> _PROBLEM DESCRIPTION_
Find and return each line containing "shall".

> _MATERIAL_
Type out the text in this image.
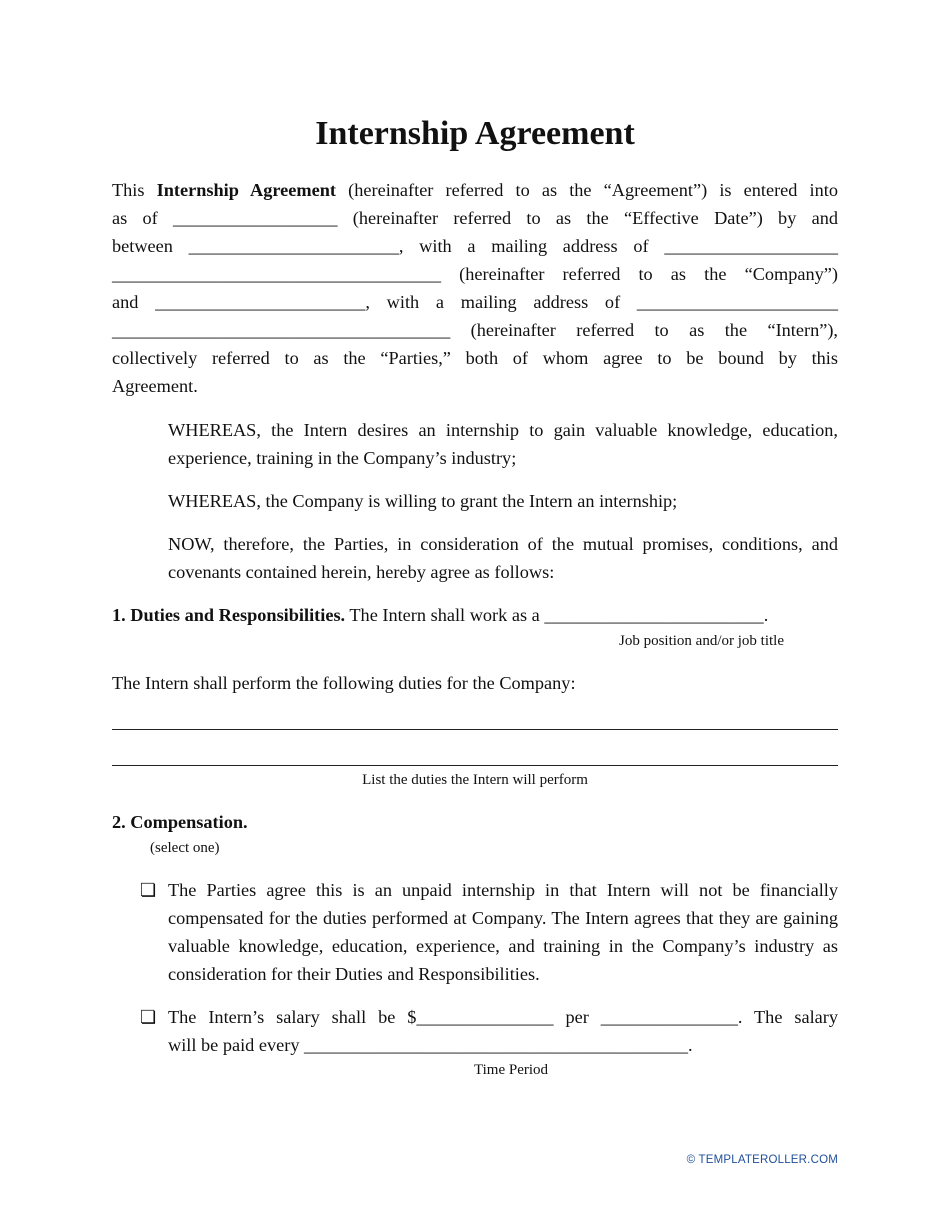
Internship Agreement
This Internship Agreement (hereinafter referred to as the “Agreement”) is entered into
as of __________________ (hereinafter referred to as the “Effective Date”) by and
between _______________________, with a mailing address of ___________________
____________________________________ (hereinafter referred to as the “Company”)
and _______________________, with a mailing address of ______________________
_____________________________________ (hereinafter referred to as the “Intern”),
collectively referred to as the “Parties,” both of whom agree to be bound by this
Agreement.
WHEREAS, the Intern desires an internship to gain valuable knowledge, education, experience, training in the Company’s industry;
WHEREAS, the Company is willing to grant the Intern an internship;
NOW, therefore, the Parties, in consideration of the mutual promises, conditions, and covenants contained herein, hereby agree as follows:
1. Duties and Responsibilities. The Intern shall work as a ________________________.
Job position and/or job title
The Intern shall perform the following duties for the Company:
List the duties the Intern will perform
2. Compensation.
(select one)
❏ The Parties agree this is an unpaid internship in that Intern will not be financially compensated for the duties performed at Company. The Intern agrees that they are gaining valuable knowledge, education, experience, and training in the Company’s industry as consideration for their Duties and Responsibilities.
❏ The Intern’s salary shall be $_______________ per _______________. The salary
will be paid every __________________________________________.
Time Period
© TEMPLATEROLLER.COM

> _EXERCISE ANSWER_
1. Duties and Responsibilities. The Intern shall work as a ________________________.
The Intern shall perform the following duties for the Company:
❏ The Intern’s salary shall be $_______________ per _______________. The salary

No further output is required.